▶ [Exercise prompt] Leave out the pictures and retype exactly the lines from the one with "Read out every word on this page." through the end of the records.

▶ [Given records]

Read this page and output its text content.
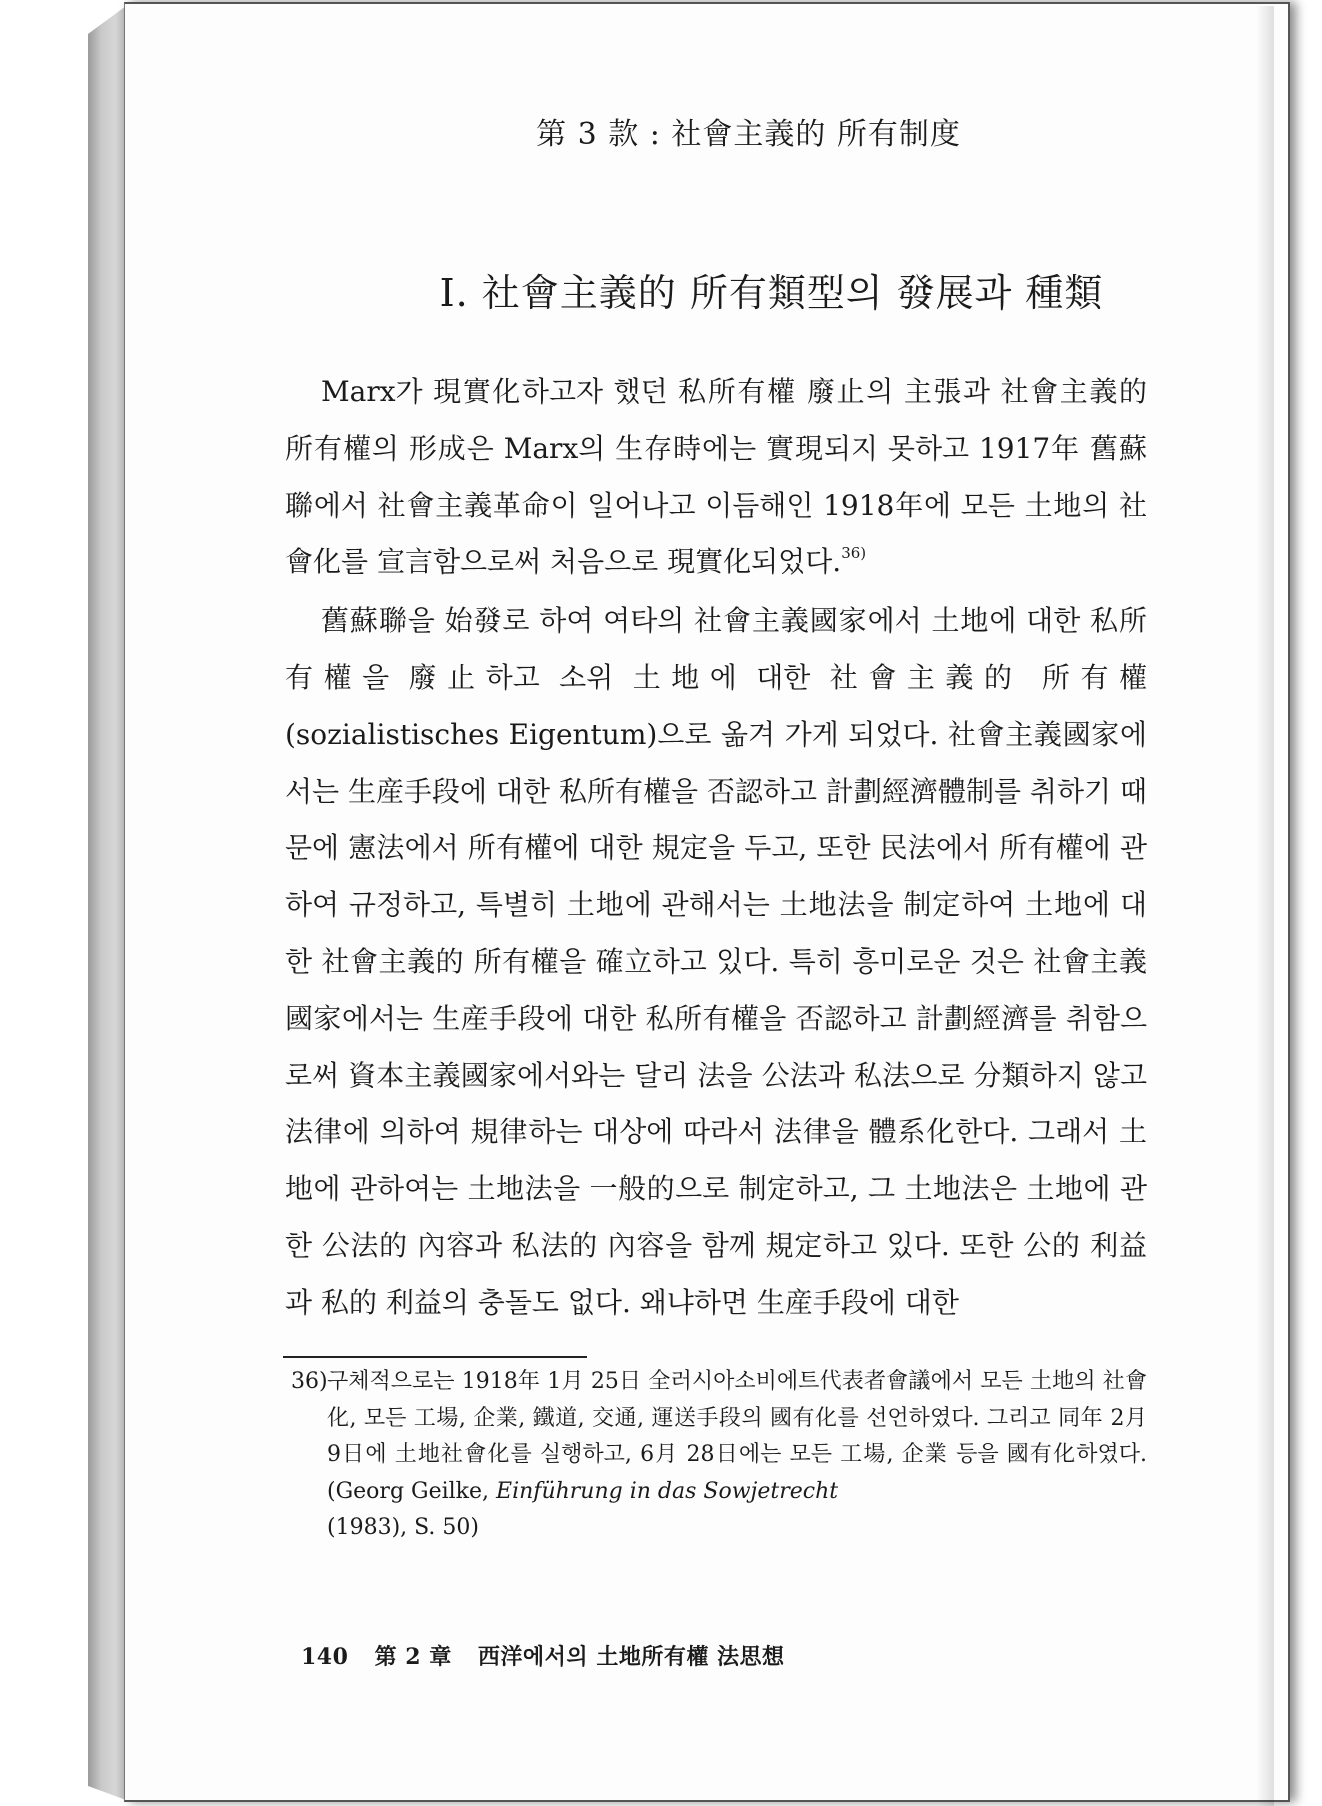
第 3 款 : 社會主義的 所有制度
Ⅰ. 社會主義的 所有類型의 發展과 種類

Marx가 現實化하고자 했던 私所有權 廢止의 主張과 社會主義的 所有權의 形成은 Marx의 生存時에는 實現되지 못하고 1917年 舊蘇聯에서 社會主義革命이 일어나고 이듬해인 1918年에 모든 土地의 社會化를 宣言함으로써 처음으로 現實化되었다.$^{36)}$

舊蘇聯을 始發로 하여 여타의 社會主義國家에서 土地에 대한 私所有權을 廢止하고 소위 土地에 대한 社會主義的 所有權(sozialistisches Eigentum)으로 옮겨 가게 되었다. 社會主義國家에서는 生産手段에 대한 私所有權을 否認하고 計劃經濟體制를 취하기 때문에 憲法에서 所有權에 대한 規定을 두고, 또한 民法에서 所有權에 관하여 규정하고, 특별히 土地에 관해서는 土地法을 制定하여 土地에 대한 社會主義的 所有權을 確立하고 있다. 특히 흥미로운 것은 社會主義國家에서는 生産手段에 대한 私所有權을 否認하고 計劃經濟를 취함으로써 資本主義國家에서와는 달리 法을 公法과 私法으로 分類하지 않고 法律에 의하여 規律하는 대상에 따라서 法律을 體系化한다. 그래서 土地에 관하여는 土地法을 一般的으로 制定하고, 그 土地法은 土地에 관한 公法的 內容과 私法的 內容을 함께 規定하고 있다. 또한 公的 利益과 私的 利益의 충돌도 없다. 왜냐하면 生産手段에 대한

36) 구체적으로는 1918年 1月 25日 全러시아소비에트代表者會議에서 모든 土地의 社會化, 모든 工場, 企業, 鐵道, 交通, 運送手段의 國有化를 선언하였다. 그리고 同年 2月 9日에 土地社會化를 실행하고, 6月 28日에는 모든 工場, 企業 등을 國有化하였다. (Georg Geilke, Einführung in das Sowjetrecht
(1983), S. 50)
140 第 2 章 西洋에서의 土地所有權 法思想
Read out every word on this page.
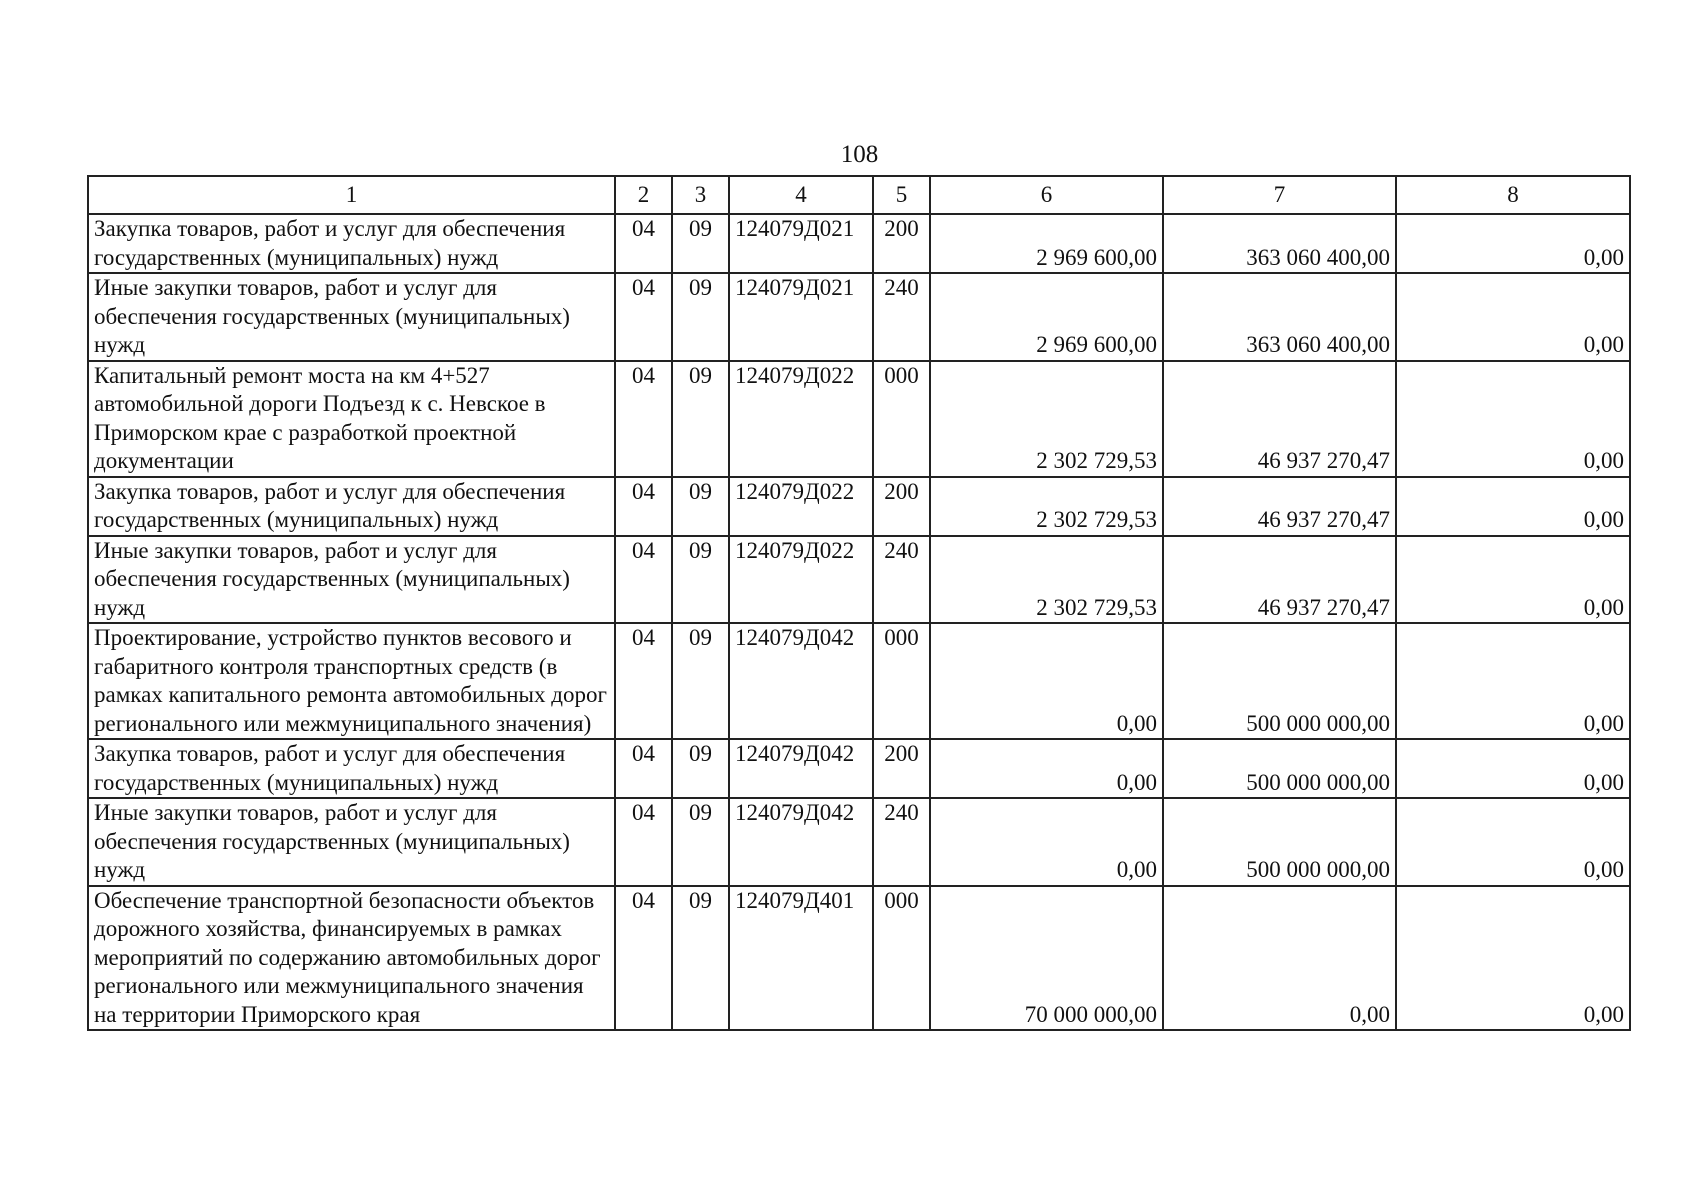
108
1	2	3	4	5	6	7	8
Закупка товаров, работ и услуг для обеспечения государственных (муниципальных) нужд	04	09	124079Д021	200	2 969 600,00	363 060 400,00	0,00
Иные закупки товаров, работ и услуг для обеспечения государственных (муниципальных) нужд	04	09	124079Д021	240	2 969 600,00	363 060 400,00	0,00
Капитальный ремонт моста на км 4+527 автомобильной дороги Подъезд к с. Невское в Приморском крае с разработкой проектной документации	04	09	124079Д022	000	2 302 729,53	46 937 270,47	0,00
Закупка товаров, работ и услуг для обеспечения государственных (муниципальных) нужд	04	09	124079Д022	200	2 302 729,53	46 937 270,47	0,00
Иные закупки товаров, работ и услуг для обеспечения государственных (муниципальных) нужд	04	09	124079Д022	240	2 302 729,53	46 937 270,47	0,00
Проектирование, устройство пунктов весового и габаритного контроля транспортных средств (в рамках капитального ремонта автомобильных дорог регионального или межмуниципального значения)	04	09	124079Д042	000	0,00	500 000 000,00	0,00
Закупка товаров, работ и услуг для обеспечения государственных (муниципальных) нужд	04	09	124079Д042	200	0,00	500 000 000,00	0,00
Иные закупки товаров, работ и услуг для обеспечения государственных (муниципальных) нужд	04	09	124079Д042	240	0,00	500 000 000,00	0,00
Обеспечение транспортной безопасности объектов дорожного хозяйства, финансируемых в рамках мероприятий по содержанию автомобильных дорог регионального или межмуниципального значения на территории Приморского края	04	09	124079Д401	000	70 000 000,00	0,00	0,00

▶ [Written answer]
Read out every word on this page.
108
1	2	3	4	5	6	7	8
Закупка товаров, работ и услуг для обеспечения государственных (муниципальных) нужд	04	09	124079Д021	200	2 969 600,00	363 060 400,00	0,00
Иные закупки товаров, работ и услуг для обеспечения государственных (муниципальных) нужд	04	09	124079Д021	240	2 969 600,00	363 060 400,00	0,00
Капитальный ремонт моста на км 4+527 автомобильной дороги Подъезд к с. Невское в Приморском крае с разработкой проектной документации	04	09	124079Д022	000	2 302 729,53	46 937 270,47	0,00
Закупка товаров, работ и услуг для обеспечения государственных (муниципальных) нужд	04	09	124079Д022	200	2 302 729,53	46 937 270,47	0,00
Иные закупки товаров, работ и услуг для обеспечения государственных (муниципальных) нужд	04	09	124079Д022	240	2 302 729,53	46 937 270,47	0,00
Проектирование, устройство пунктов весового и габаритного контроля транспортных средств (в рамках капитального ремонта автомобильных дорог регионального или межмуниципального значения)	04	09	124079Д042	000	0,00	500 000 000,00	0,00
Закупка товаров, работ и услуг для обеспечения государственных (муниципальных) нужд	04	09	124079Д042	200	0,00	500 000 000,00	0,00
Иные закупки товаров, работ и услуг для обеспечения государственных (муниципальных) нужд	04	09	124079Д042	240	0,00	500 000 000,00	0,00
Обеспечение транспортной безопасности объектов дорожного хозяйства, финансируемых в рамках мероприятий по содержанию автомобильных дорог регионального или межмуниципального значения на территории Приморского края	04	09	124079Д401	000	70 000 000,00	0,00	0,00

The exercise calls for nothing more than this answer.